» **What you need to do**:
[A] Answer these questions from the text on Clement:
(i) What does Clement call himself?
(ii) Which books of the Paedagogue hold the practical advices called remarkably sound and moderate?
(iii) Which pope struck Clement's name out of the calendar?
[B] Proceed with the text on Clement, writing on from its final sentence.

The beliefs of Clement have caused considerable difference of opinion among modern scholars. He sought the truth from whatever quarter he could get it, believing that all that is good comes from God, wherever it be found. He belongs therefore to no school of philosophers. He calls himself an Eclectic. He was in the main a Neoplatonist, drawing from that school his doctrines of the Monad and his strong tendency towards mysticism. For his moral doctrine he borrowed freely from Stoicism. Aristotelian features may be found but are quite subordinate. But Clement always regards the articles of the Christian creed as the axioms of a new philosophy. Daehne had tried to show that he was Neoplatonic, and Reinkens has maintained that he was essentially Aristotelian. His mode of viewing Christianity does not fit into any classification. It is the result of the period in which he lived, of his wide culture and the simplicity and noble purity of his character.
It is needless to say that his books well deserve study; but the study is not smoothed by simplicity of style. Clement professed to despise rhetoric, but was himself a rhetorician, and his style is turgid, involved and difficult. He is singularly simple in his character. In discussing marriage he refuses to use any but the plainest language. A euphemism is with him a falsehood. But he is temperate in his opinions; and the practical advices in the second and third books of the Paedagogue are remarkably sound and moderate. He is not always very critical, and he is passionately fond of allegorical interpretations, but these were the faults of his age.
All early writers speak of Clement in the highest terms of laudation, and he certainly ought to have been a saint in any Church that reveres saints. But Clement is not a saint in the Roman Church. He was a saint up till the time of Benedict XIV., who read Photius on Clement, believed him, and struck the Alexandrian's name out of the calendar. But many Roman Catholic writers, though they yield a practical obedience to the papal decision, have adduced good reason why it should be reversed (Cognat, p. 451).

» **Listings of element locations**:
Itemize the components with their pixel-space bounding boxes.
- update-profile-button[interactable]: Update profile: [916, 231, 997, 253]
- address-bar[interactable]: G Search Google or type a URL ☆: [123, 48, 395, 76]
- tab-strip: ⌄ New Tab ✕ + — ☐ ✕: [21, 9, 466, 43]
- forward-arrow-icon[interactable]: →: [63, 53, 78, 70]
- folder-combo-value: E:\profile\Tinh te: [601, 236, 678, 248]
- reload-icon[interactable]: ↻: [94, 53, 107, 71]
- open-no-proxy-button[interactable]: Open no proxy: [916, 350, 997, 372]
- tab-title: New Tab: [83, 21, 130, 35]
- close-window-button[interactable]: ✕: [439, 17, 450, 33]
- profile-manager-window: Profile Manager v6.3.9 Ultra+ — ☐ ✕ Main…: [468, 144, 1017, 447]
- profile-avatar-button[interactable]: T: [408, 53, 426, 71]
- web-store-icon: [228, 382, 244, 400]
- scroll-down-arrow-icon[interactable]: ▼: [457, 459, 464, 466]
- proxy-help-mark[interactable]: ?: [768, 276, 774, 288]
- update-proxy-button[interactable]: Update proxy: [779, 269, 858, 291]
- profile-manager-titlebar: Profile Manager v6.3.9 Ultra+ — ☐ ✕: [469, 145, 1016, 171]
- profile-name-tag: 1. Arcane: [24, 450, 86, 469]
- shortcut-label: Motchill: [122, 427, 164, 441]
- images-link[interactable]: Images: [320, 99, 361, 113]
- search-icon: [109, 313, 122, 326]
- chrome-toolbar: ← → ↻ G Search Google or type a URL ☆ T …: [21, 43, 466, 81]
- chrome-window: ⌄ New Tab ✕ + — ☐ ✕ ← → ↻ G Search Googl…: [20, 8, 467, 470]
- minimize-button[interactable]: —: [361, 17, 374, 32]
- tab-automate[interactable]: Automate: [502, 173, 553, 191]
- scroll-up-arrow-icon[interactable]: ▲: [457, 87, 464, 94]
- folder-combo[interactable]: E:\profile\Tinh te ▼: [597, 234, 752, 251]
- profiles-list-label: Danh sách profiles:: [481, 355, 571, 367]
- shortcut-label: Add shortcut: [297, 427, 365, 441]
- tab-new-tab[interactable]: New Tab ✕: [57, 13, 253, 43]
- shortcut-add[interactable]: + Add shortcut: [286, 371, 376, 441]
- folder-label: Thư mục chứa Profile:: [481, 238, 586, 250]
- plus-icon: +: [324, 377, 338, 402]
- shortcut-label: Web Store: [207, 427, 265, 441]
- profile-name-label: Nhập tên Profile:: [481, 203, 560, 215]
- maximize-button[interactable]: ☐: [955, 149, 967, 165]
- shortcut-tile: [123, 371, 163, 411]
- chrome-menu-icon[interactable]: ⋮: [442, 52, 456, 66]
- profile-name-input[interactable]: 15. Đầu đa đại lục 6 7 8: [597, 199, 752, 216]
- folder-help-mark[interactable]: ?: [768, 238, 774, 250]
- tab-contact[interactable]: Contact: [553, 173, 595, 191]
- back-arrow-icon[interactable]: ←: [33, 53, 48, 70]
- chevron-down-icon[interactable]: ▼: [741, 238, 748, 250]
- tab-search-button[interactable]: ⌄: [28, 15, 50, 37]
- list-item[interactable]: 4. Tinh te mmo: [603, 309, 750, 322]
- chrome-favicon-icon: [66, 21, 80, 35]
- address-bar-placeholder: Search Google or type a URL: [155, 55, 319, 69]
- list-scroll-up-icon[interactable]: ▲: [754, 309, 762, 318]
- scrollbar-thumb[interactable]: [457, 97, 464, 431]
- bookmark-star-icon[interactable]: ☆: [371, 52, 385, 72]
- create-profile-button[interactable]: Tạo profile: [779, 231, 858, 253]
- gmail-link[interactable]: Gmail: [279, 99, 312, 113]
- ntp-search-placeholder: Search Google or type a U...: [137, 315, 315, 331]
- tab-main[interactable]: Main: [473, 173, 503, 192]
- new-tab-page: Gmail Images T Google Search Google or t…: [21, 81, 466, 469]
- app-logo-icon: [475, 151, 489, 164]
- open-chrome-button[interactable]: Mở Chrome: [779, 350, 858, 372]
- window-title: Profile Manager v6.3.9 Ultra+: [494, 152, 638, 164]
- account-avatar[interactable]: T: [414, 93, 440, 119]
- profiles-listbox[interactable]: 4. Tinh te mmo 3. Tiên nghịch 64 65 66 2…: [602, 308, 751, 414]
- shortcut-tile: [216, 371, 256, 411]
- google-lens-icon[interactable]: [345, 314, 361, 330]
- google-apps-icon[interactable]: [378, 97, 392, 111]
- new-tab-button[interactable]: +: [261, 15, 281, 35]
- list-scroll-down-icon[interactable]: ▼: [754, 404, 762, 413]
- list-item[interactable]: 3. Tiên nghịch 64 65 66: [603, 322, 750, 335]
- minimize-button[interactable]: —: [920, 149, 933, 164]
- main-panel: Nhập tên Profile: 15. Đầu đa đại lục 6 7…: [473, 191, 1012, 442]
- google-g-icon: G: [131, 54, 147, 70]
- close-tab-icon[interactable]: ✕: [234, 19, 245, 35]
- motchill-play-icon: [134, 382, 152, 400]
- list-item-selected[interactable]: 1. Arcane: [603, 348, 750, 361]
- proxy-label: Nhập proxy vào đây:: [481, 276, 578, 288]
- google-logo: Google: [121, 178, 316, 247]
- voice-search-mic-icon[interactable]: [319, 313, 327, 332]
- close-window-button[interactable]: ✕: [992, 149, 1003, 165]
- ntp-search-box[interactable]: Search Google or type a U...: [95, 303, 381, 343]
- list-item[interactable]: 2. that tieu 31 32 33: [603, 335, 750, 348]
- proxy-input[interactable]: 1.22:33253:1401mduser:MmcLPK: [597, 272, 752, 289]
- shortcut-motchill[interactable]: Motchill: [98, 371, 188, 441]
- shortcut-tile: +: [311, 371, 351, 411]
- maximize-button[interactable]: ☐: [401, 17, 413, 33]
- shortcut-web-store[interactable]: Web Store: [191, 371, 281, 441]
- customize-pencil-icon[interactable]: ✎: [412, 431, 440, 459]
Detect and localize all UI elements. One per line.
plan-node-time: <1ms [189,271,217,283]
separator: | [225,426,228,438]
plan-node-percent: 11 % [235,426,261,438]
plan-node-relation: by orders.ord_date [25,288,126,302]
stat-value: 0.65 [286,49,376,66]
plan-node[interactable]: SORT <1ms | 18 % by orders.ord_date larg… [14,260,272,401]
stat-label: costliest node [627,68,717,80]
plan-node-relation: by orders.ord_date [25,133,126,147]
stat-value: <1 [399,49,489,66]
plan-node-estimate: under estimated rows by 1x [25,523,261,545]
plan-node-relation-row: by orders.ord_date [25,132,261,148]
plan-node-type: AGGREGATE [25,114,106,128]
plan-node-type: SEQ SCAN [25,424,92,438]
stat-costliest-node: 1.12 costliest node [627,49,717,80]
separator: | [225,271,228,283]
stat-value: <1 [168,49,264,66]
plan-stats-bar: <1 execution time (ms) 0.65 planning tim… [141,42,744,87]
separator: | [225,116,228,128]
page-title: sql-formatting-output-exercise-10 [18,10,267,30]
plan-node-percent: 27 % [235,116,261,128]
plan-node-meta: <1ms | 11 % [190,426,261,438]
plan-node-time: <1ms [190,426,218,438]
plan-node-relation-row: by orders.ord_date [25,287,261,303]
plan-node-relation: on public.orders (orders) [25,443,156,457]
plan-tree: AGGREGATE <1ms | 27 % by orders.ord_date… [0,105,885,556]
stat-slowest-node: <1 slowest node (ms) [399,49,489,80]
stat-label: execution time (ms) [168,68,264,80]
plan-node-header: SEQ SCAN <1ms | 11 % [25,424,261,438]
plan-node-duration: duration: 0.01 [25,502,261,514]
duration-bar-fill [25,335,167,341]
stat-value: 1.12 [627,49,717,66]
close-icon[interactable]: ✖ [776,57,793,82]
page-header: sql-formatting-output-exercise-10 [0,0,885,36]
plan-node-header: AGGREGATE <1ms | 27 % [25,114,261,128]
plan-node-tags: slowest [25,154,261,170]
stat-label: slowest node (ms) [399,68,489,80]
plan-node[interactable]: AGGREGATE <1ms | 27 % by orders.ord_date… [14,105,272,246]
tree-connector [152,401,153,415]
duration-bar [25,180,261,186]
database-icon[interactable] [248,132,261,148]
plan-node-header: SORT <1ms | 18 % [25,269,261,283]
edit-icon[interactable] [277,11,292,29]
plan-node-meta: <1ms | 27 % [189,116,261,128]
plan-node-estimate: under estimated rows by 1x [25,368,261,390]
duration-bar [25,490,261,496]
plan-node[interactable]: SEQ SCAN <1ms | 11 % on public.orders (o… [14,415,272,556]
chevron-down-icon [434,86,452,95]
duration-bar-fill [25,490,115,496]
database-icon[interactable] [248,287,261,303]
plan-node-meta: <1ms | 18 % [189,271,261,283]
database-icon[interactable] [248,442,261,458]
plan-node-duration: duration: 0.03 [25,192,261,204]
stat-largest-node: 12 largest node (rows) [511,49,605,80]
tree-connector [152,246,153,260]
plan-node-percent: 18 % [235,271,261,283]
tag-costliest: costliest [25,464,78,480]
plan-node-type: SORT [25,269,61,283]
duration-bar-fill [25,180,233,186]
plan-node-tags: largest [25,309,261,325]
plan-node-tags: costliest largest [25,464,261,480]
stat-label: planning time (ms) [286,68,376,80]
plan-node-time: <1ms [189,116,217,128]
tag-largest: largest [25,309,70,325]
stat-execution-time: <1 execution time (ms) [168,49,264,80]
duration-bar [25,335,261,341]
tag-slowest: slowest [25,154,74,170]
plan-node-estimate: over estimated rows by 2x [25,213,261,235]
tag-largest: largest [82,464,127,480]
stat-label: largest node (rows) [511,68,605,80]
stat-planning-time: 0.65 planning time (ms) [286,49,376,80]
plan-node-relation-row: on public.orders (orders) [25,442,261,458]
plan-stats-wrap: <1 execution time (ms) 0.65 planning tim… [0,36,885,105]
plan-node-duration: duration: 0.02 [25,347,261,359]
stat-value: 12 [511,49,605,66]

» **Results by task**:
[A]
(i) An Eclectic.
(ii) The second and third books.
(iii) Benedict XIV.

[B]
Editions.—The standard edition of the collected works will be that of O. Stählin (first vol. containing Protrepticus and Paedagogus, Leipzig, 1905). Separate editions of Strom. vii., Hort and Major (1902); Q.D.S., Barnard in Texts and Studies, v. 2 (1897); W. Dindorf's edition in 4 vols. (Oxford, 1869) is little more than a reprint of the text of Bishop Potter, 1715. For the Fragments see Zahn, Forschungen zur Gesch. des neut. Kanons, part iii., or Harnack and Preuschen, Gesch. der altch. Litt., vol. i.Literature.—A copious bibliography will be found in Harnack, Chronologie, vol. ii., or in Bardenhewer, Gesch. der altk. Lit. Either of these will supply the names of works upon Clement's biblical text, his use of Stoic writers, his quotations from heathen writers, and his relation to heathen philosophy. A valuable book is de Faye, Clém. d'Alex. (1898). For his theological position see Harnack, Dogmengeschichte; Hort, Six Lectures on the Ante-Nicene Fathers; Westcott, "Clem, of Alex." in Dict. Christ. Biog.; Bigg, Christian Platonists of Alex. (1886). A book on Clement's relation to Mysticism is wanted.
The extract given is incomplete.